## Required task
Draw out every line with the word "unit" from the listing below.

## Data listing

** START **

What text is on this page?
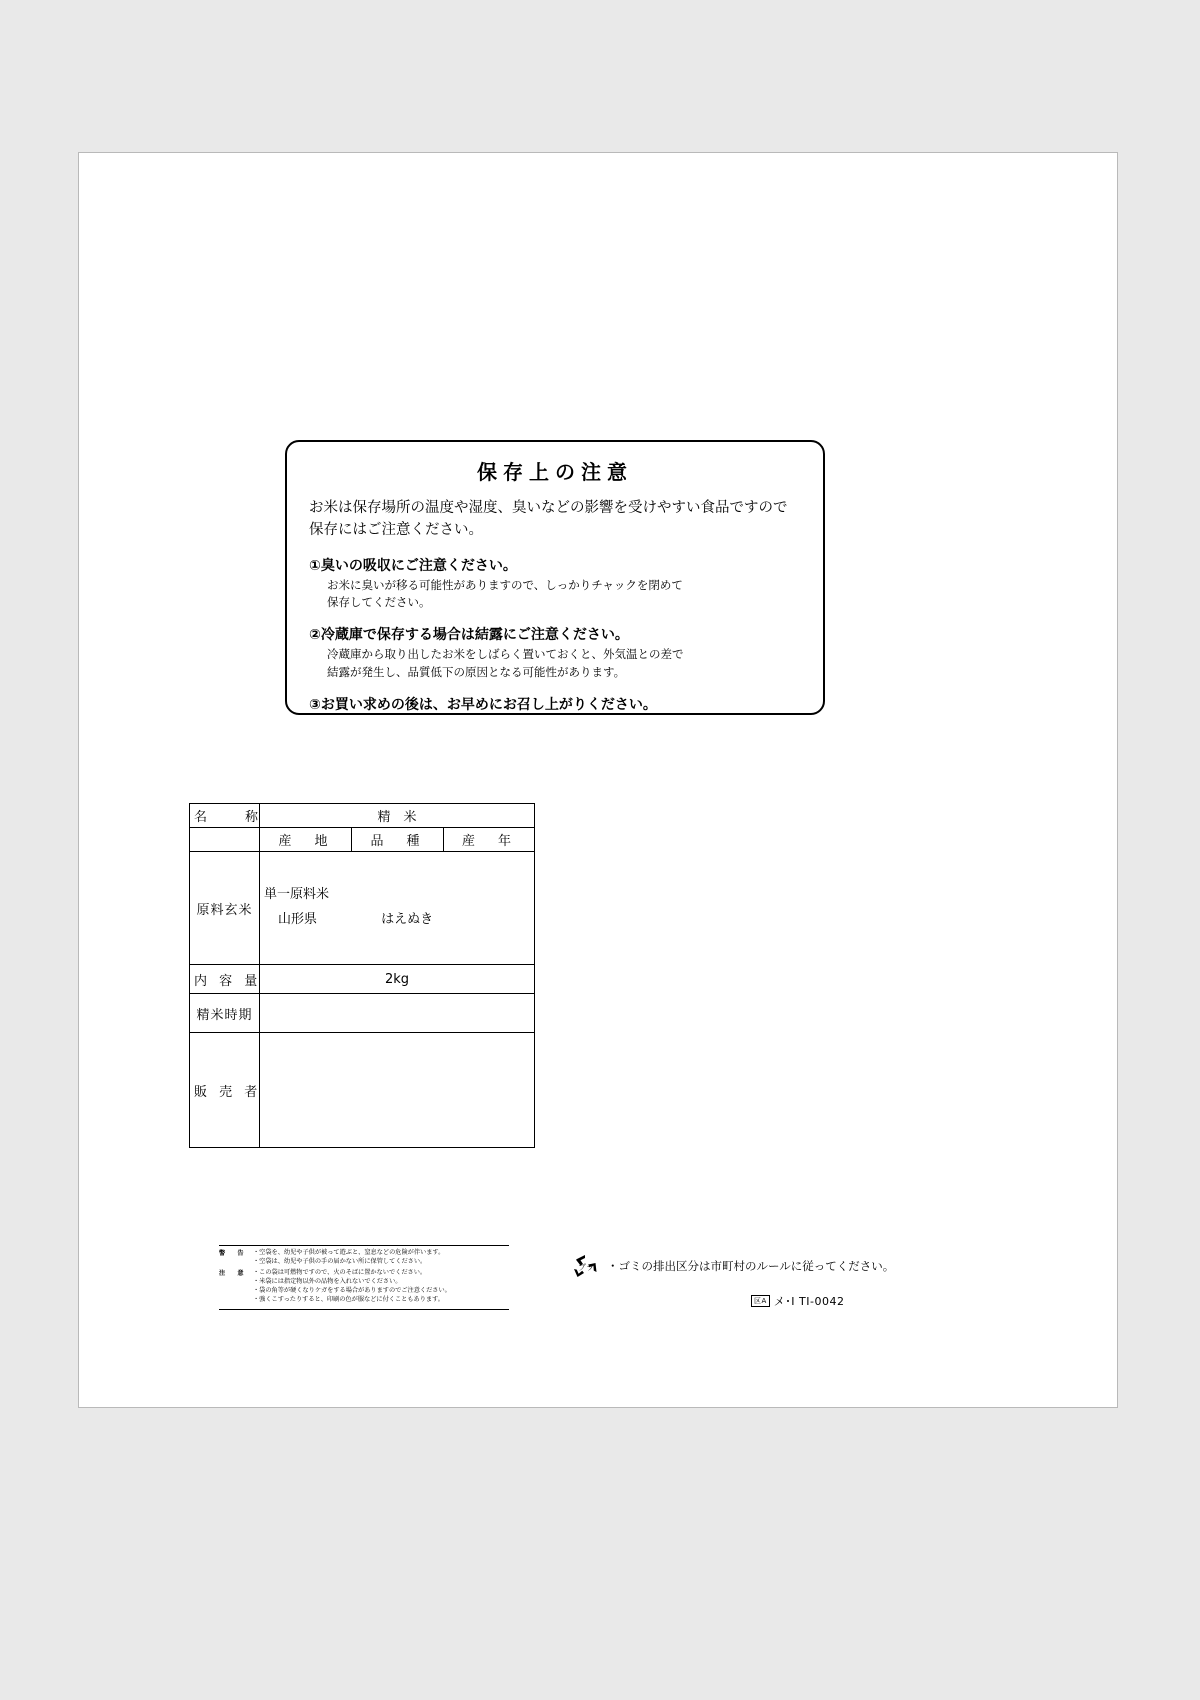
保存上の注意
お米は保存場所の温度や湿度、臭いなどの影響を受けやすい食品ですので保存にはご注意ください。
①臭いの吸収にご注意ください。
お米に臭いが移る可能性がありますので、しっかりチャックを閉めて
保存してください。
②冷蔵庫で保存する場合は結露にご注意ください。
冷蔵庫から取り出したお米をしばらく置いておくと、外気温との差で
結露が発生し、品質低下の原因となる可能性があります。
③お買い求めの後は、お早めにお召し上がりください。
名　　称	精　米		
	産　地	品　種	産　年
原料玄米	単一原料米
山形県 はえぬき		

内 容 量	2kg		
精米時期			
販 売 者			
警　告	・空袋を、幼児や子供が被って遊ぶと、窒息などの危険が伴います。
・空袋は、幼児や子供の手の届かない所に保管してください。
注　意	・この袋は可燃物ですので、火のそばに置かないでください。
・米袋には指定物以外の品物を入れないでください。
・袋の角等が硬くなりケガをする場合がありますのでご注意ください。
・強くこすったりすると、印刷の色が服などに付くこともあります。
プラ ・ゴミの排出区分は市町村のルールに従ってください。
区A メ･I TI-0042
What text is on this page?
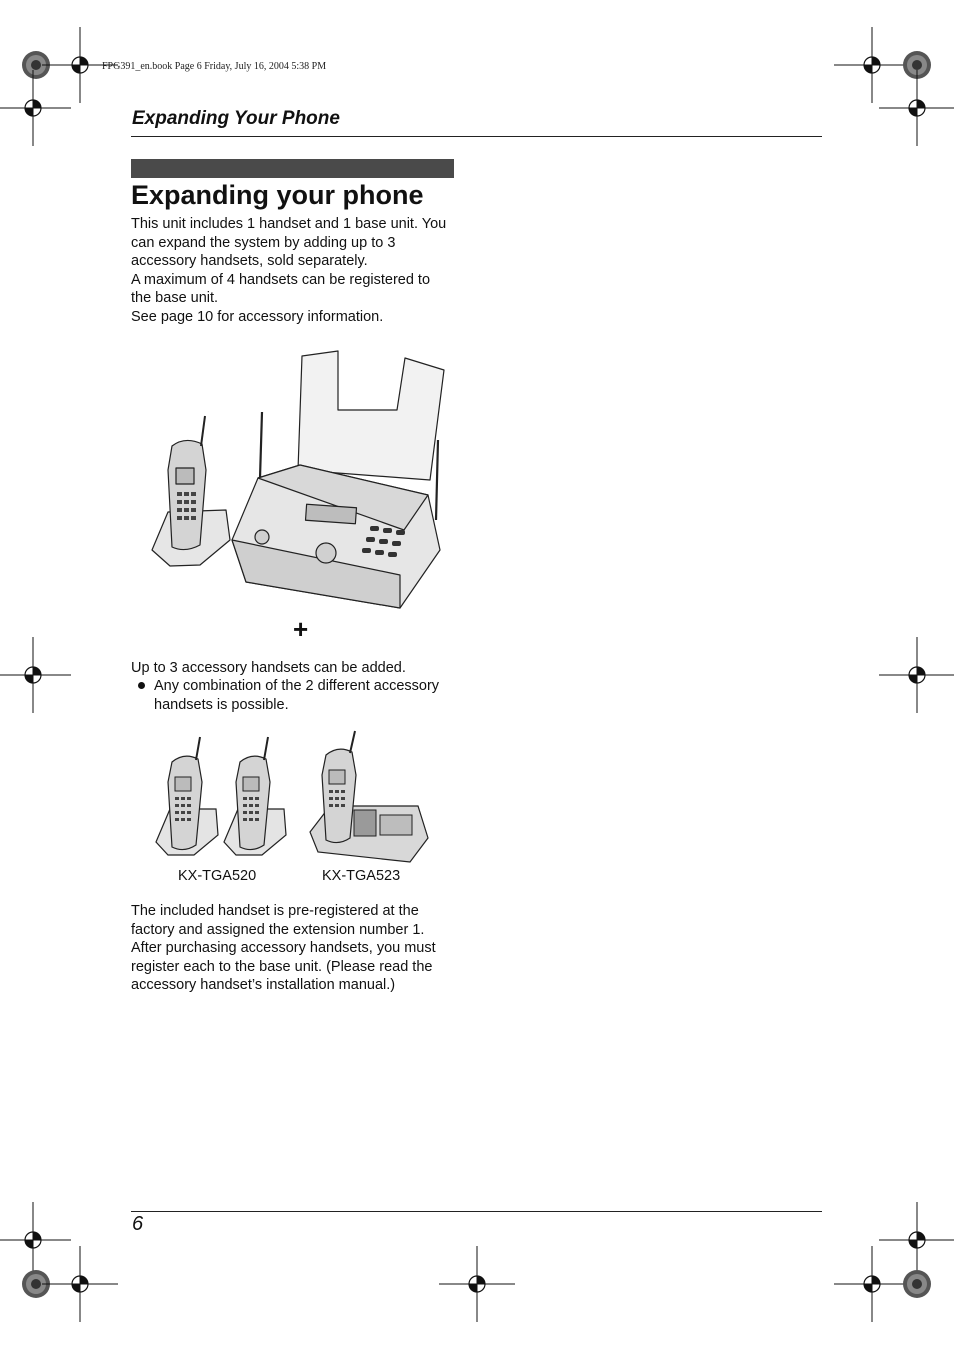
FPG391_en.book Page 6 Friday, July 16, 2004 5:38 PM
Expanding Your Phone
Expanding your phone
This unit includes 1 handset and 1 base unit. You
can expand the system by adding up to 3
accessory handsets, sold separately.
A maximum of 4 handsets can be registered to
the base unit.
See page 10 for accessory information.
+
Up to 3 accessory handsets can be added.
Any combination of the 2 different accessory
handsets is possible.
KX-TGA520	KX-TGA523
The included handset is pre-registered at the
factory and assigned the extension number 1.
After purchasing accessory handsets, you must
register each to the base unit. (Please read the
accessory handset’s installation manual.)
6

** END **

## Reply to the task
This unit includes 1 handset and 1 base unit. You
the base unit.
register each to the base unit. (Please read the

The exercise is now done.